• **Exercise description**
From the entries below, gather each line containing the word "days".
----- Materials provided
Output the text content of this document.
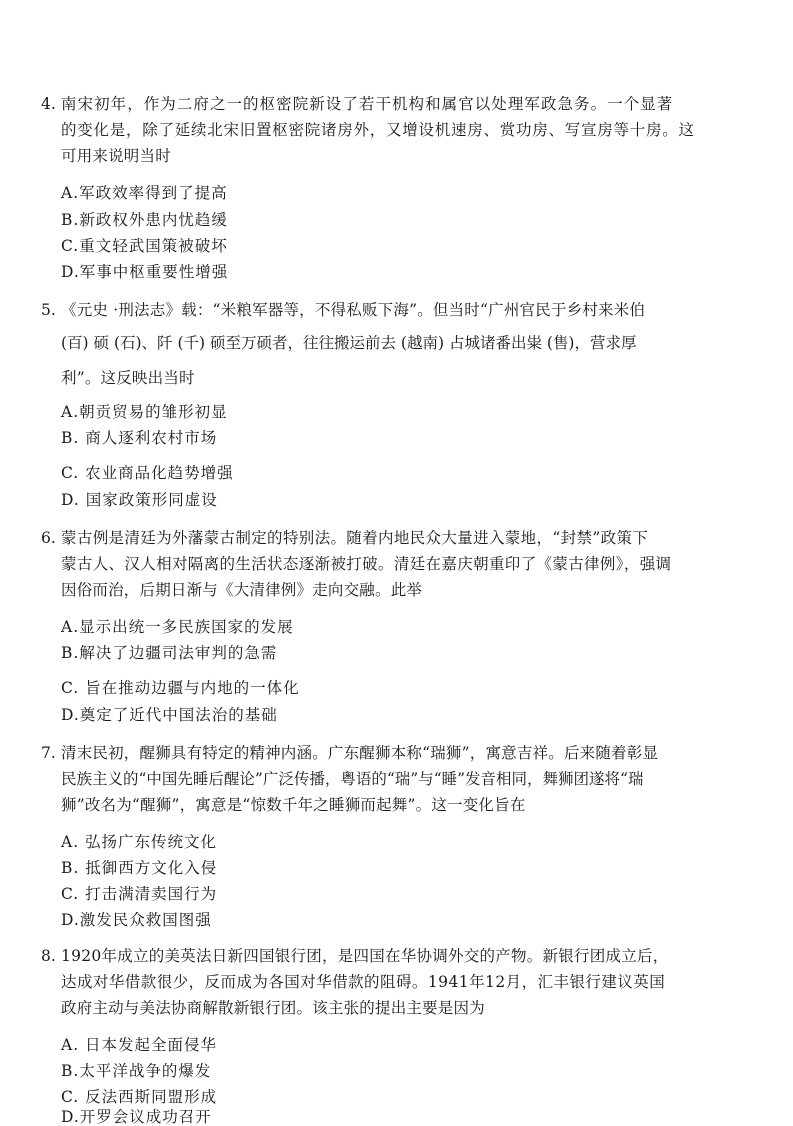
4. 南宋初年，作为二府之一的枢密院新设了若干机构和属官以处理军政急务。一个显著
的变化是，除了延续北宋旧置枢密院诸房外，又增设机速房、赏功房、写宣房等十房。这
可用来说明当时
A.军政效率得到了提高
B.新政权外患内忧趋缓
C.重文轻武国策被破坏
D.军事中枢重要性增强
5. 《元史 ·刑法志》载：“米粮军器等，不得私贩下海”。但当时“广州官民于乡村来米伯
(百) 硕 (石)、阡 (千) 硕至万硕者，往往搬运前去 (越南) 占城诸番出粜 (售)，营求厚
利”。这反映出当时
A.朝贡贸易的雏形初显
B. 商人逐利农村市场
C. 农业商品化趋势增强
D. 国家政策形同虚设
6. 蒙古例是清廷为外藩蒙古制定的特别法。随着内地民众大量进入蒙地，“封禁”政策下
蒙古人、汉人相对隔离的生活状态逐渐被打破。清廷在嘉庆朝重印了《蒙古律例》，强调
因俗而治，后期日渐与《大清律例》走向交融。此举
A.显示出统一多民族国家的发展
B.解决了边疆司法审判的急需
C. 旨在推动边疆与内地的一体化
D.奠定了近代中国法治的基础
7. 清末民初，醒狮具有特定的精神内涵。广东醒狮本称“瑞狮”，寓意吉祥。后来随着彰显
民族主义的“中国先睡后醒论”广泛传播，粤语的“瑞”与“睡”发音相同，舞狮团遂将“瑞
狮”改名为“醒狮”，寓意是“惊数千年之睡狮而起舞”。这一变化旨在
A. 弘扬广东传统文化
B. 抵御西方文化入侵
C. 打击满清卖国行为
D.激发民众救国图强
8. 1920年成立的美英法日新四国银行团，是四国在华协调外交的产物。新银行团成立后，
达成对华借款很少，反而成为各国对华借款的阻碍。1941年12月，汇丰银行建议英国
政府主动与美法协商解散新银行团。该主张的提出主要是因为
A. 日本发起全面侵华
B.太平洋战争的爆发
C. 反法西斯同盟形成
D.开罗会议成功召开
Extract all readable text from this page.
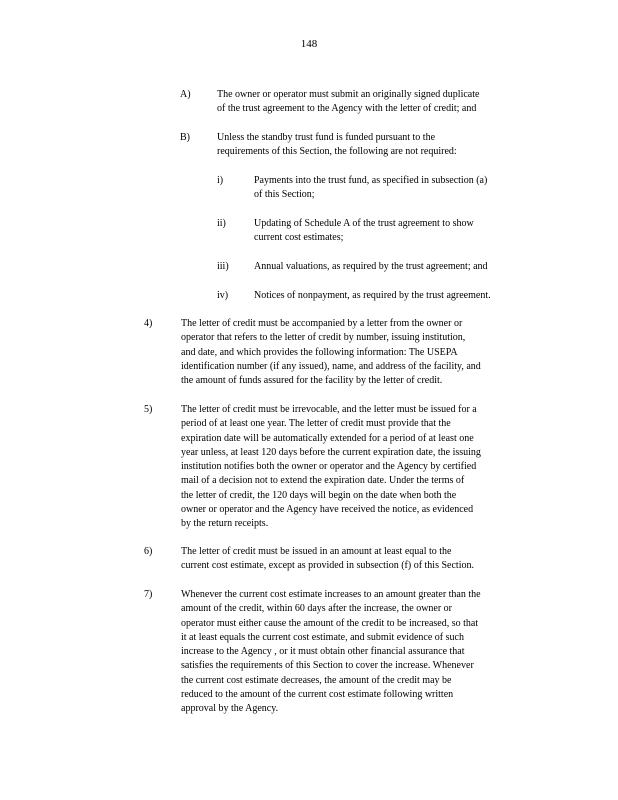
148
A)	The owner or operator must submit an originally signed duplicate
of the trust agreement to the Agency with the letter of credit; and
B)	Unless the standby trust fund is funded pursuant to the
requirements of this Section, the following are not required:
i)	Payments into the trust fund, as specified in subsection (a)
of this Section;
ii)	Updating of Schedule A of the trust agreement to show
current cost estimates;
iii)	Annual valuations, as required by the trust agreement; and
iv)	Notices of nonpayment, as required by the trust agreement.
4)	The letter of credit must be accompanied by a letter from the owner or
operator that refers to the letter of credit by number, issuing institution,
and date, and which provides the following information: The USEPA
identification number (if any issued), name, and address of the facility, and
the amount of funds assured for the facility by the letter of credit.
5)	The letter of credit must be irrevocable, and the letter must be issued for a
period of at least one year. The letter of credit must provide that the
expiration date will be automatically extended for a period of at least one
year unless, at least 120 days before the current expiration date, the issuing
institution notifies both the owner or operator and the Agency by certified
mail of a decision not to extend the expiration date. Under the terms of
the letter of credit, the 120 days will begin on the date when both the
owner or operator and the Agency have received the notice, as evidenced
by the return receipts.
6)	The letter of credit must be issued in an amount at least equal to the
current cost estimate, except as provided in subsection (f) of this Section.
7)	Whenever the current cost estimate increases to an amount greater than the
amount of the credit, within 60 days after the increase, the owner or
operator must either cause the amount of the credit to be increased, so that
it at least equals the current cost estimate, and submit evidence of such
increase to the Agency , or it must obtain other financial assurance that
satisfies the requirements of this Section to cover the increase. Whenever
the current cost estimate decreases, the amount of the credit may be
reduced to the amount of the current cost estimate following written
approval by the Agency.
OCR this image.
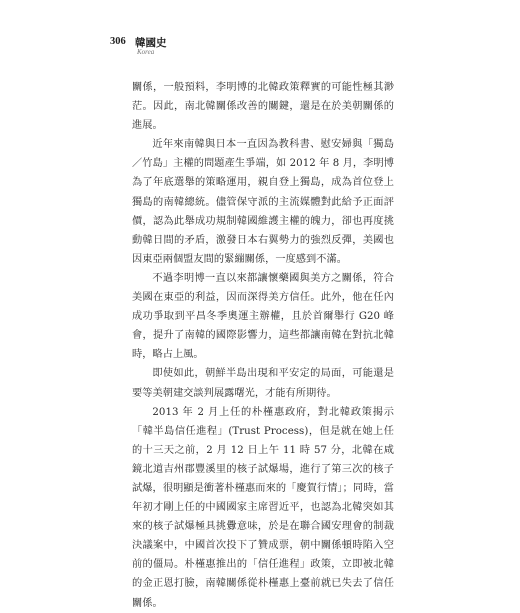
306 韓國史
Korea

關係，一般預料，李明博的北韓政策釋實的可能性極其渺茫。因此，南北韓關係改善的關鍵，還是在於美朝關係的進展。

近年來南韓與日本一直因為教科書、慰安婦與「獨島／竹島」主權的問題產生爭端，如 2012 年 8 月，李明博為了年底選舉的策略運用，親自登上獨島，成為首位登上獨島的南韓總統。儘管保守派的主流媒體對此給予正面評價，認為此舉成功規制韓國維護主權的魄力，卻也再度挑動韓日間的矛盾，激發日本右翼勢力的強烈反彈，美國也因東亞兩個盟友間的緊繃關係，一度感到不滿。

不過李明博一直以來都讓懷藥國與美方之關係，符合美國在東亞的利益，因而深得美方信任。此外，他在任內成功爭取到平昌冬季奧運主辦權，且於首爾舉行 G20 峰會，提升了南韓的國際影響力，這些都讓南韓在對抗北韓時，略占上風。

即使如此，朝鮮半島出現和平安定的局面，可能還是要等美朝建交談判展露曙光，才能有所期待。

2013 年 2 月上任的朴槿惠政府，對北韓政策揭示「韓半島信任進程」(Trust Process)，但是就在她上任的十三天之前，2 月 12 日上午 11 時 57 分，北韓在咸鏡北道吉州郡豐溪里的核子試爆場，進行了第三次的核子試爆，很明顯是衝著朴槿惠而來的「慶賀行情」；同時，當年初才剛上任的中國國家主席習近平，也認為北韓突如其來的核子試爆極具挑釁意味，於是在聯合國安理會的制裁決議案中，中國首次投下了贊成票，朝中關係頓時陷入空前的僵局。朴槿惠推出的「信任進程」政策，立即被北韓的金正恩打臉，南韓關係從朴槿惠上臺前就已失去了信任關係。
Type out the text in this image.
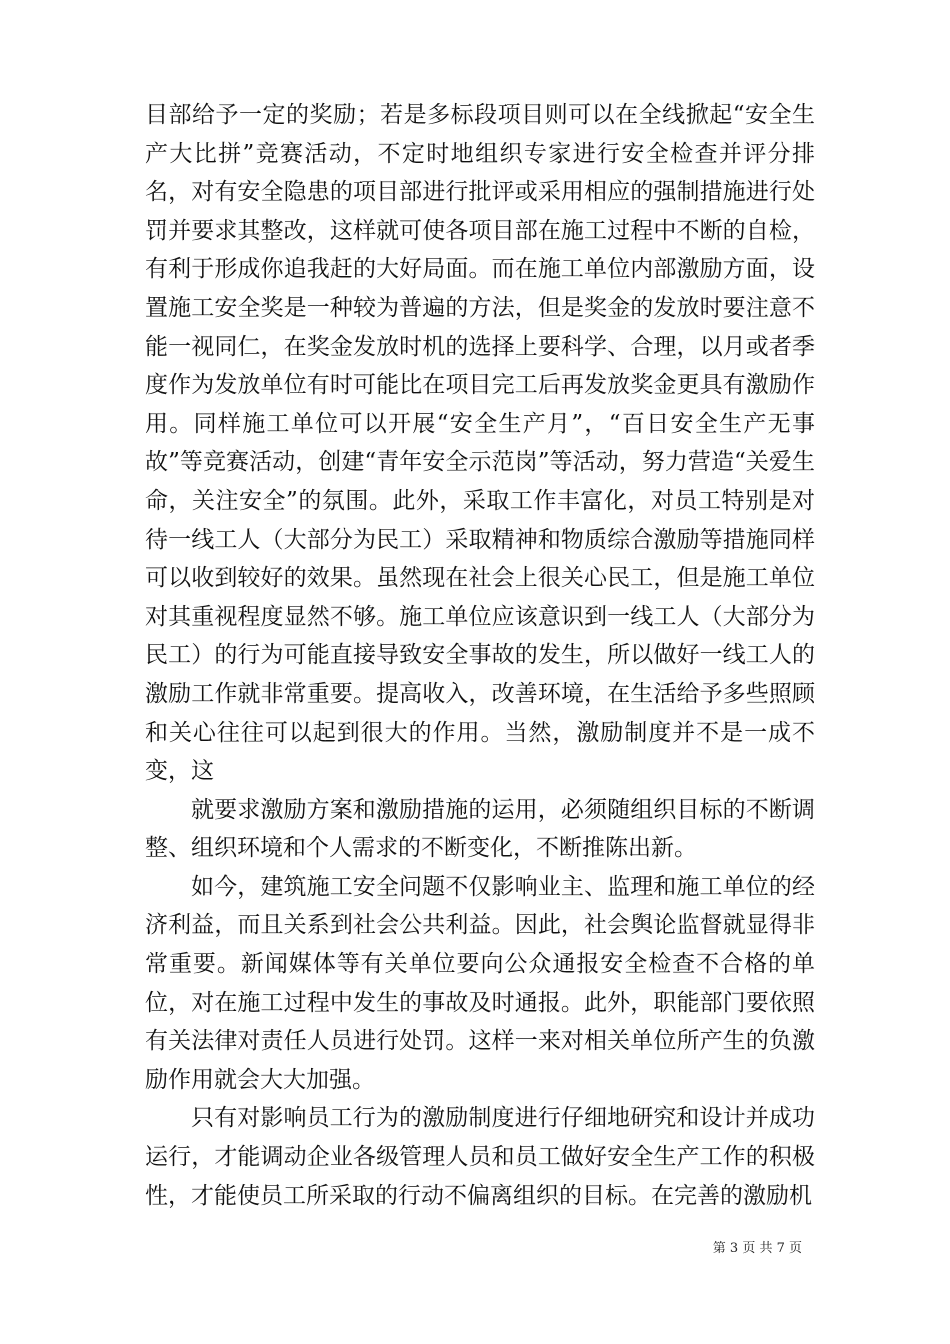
目部给予一定的奖励；若是多标段项目则可以在全线掀起“安全生产大比拼”竞赛活动，不定时地组织专家进行安全检查并评分排名，对有安全隐患的项目部进行批评或采用相应的强制措施进行处罚并要求其整改，这样就可使各项目部在施工过程中不断的自检，有利于形成你追我赶的大好局面。而在施工单位内部激励方面，设置施工安全奖是一种较为普遍的方法，但是奖金的发放时要注意不能一视同仁，在奖金发放时机的选择上要科学、合理，以月或者季度作为发放单位有时可能比在项目完工后再发放奖金更具有激励作用。同样施工单位可以开展“安全生产月”，“百日安全生产无事故”等竞赛活动，创建“青年安全示范岗”等活动，努力营造“关爱生命，关注安全”的氛围。此外，采取工作丰富化，对员工特别是对待一线工人（大部分为民工）采取精神和物质综合激励等措施同样可以收到较好的效果。虽然现在社会上很关心民工，但是施工单位对其重视程度显然不够。施工单位应该意识到一线工人（大部分为民工）的行为可能直接导致安全事故的发生，所以做好一线工人的激励工作就非常重要。提高收入，改善环境，在生活给予多些照顾和关心往往可以起到很大的作用。当然，激励制度并不是一成不变，这

就要求激励方案和激励措施的运用，必须随组织目标的不断调整、组织环境和个人需求的不断变化，不断推陈出新。

如今，建筑施工安全问题不仅影响业主、监理和施工单位的经济利益，而且关系到社会公共利益。因此，社会舆论监督就显得非常重要。新闻媒体等有关单位要向公众通报安全检查不合格的单位，对在施工过程中发生的事故及时通报。此外，职能部门要依照有关法律对责任人员进行处罚。这样一来对相关单位所产生的负激励作用就会大大加强。

只有对影响员工行为的激励制度进行仔细地研究和设计并成功运行，才能调动企业各级管理人员和员工做好安全生产工作的积极性，才能使员工所采取的行动不偏离组织的目标。在完善的激励机

第 3 页 共 7 页
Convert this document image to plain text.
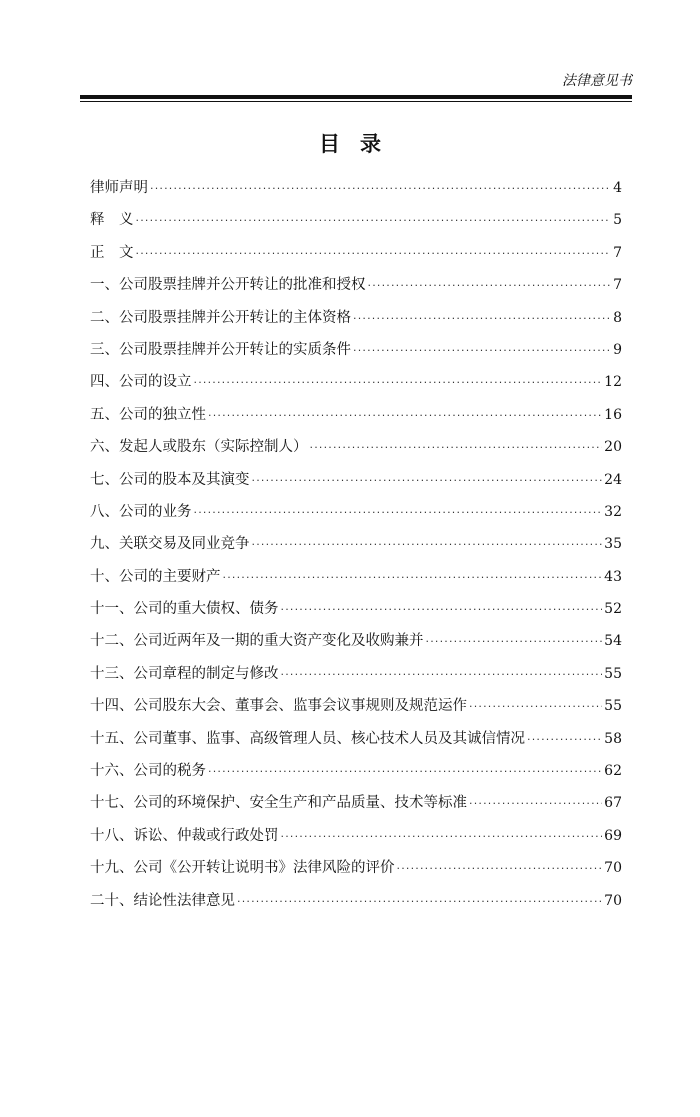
法律意见书
目录
律师声明 ·····	4
释　义 ·····	5
正　文 ·····	7
一、公司股票挂牌并公开转让的批准和授权 ·····	7
二、公司股票挂牌并公开转让的主体资格 ·····	8
三、公司股票挂牌并公开转让的实质条件 ·····	9
四、公司的设立 ·····	12
五、公司的独立性 ·····	16
六、发起人或股东（实际控制人） ·····	20
七、公司的股本及其演变 ·····	24
八、公司的业务 ·····	32
九、关联交易及同业竞争 ·····	35
十、公司的主要财产 ·····	43
十一、公司的重大债权、债务 ·····	52
十二、公司近两年及一期的重大资产变化及收购兼并 ·····	54
十三、公司章程的制定与修改 ·····	55
十四、公司股东大会、董事会、监事会议事规则及规范运作 ·····	55
十五、公司董事、监事、高级管理人员、核心技术人员及其诚信情况 ·····	58
十六、公司的税务 ·····	62
十七、公司的环境保护、安全生产和产品质量、技术等标准 ·····	67
十八、诉讼、仲裁或行政处罚 ·····	69
十九、公司《公开转让说明书》法律风险的评价 ·····	70
二十、结论性法律意见 ·····	70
----------
• **Final result**
year unless, at least 120 days before the current expiration date, the issuing
the letter of credit, the 120 days will begin on the date when both the
amount of the credit, within 60 days after the increase, the owner or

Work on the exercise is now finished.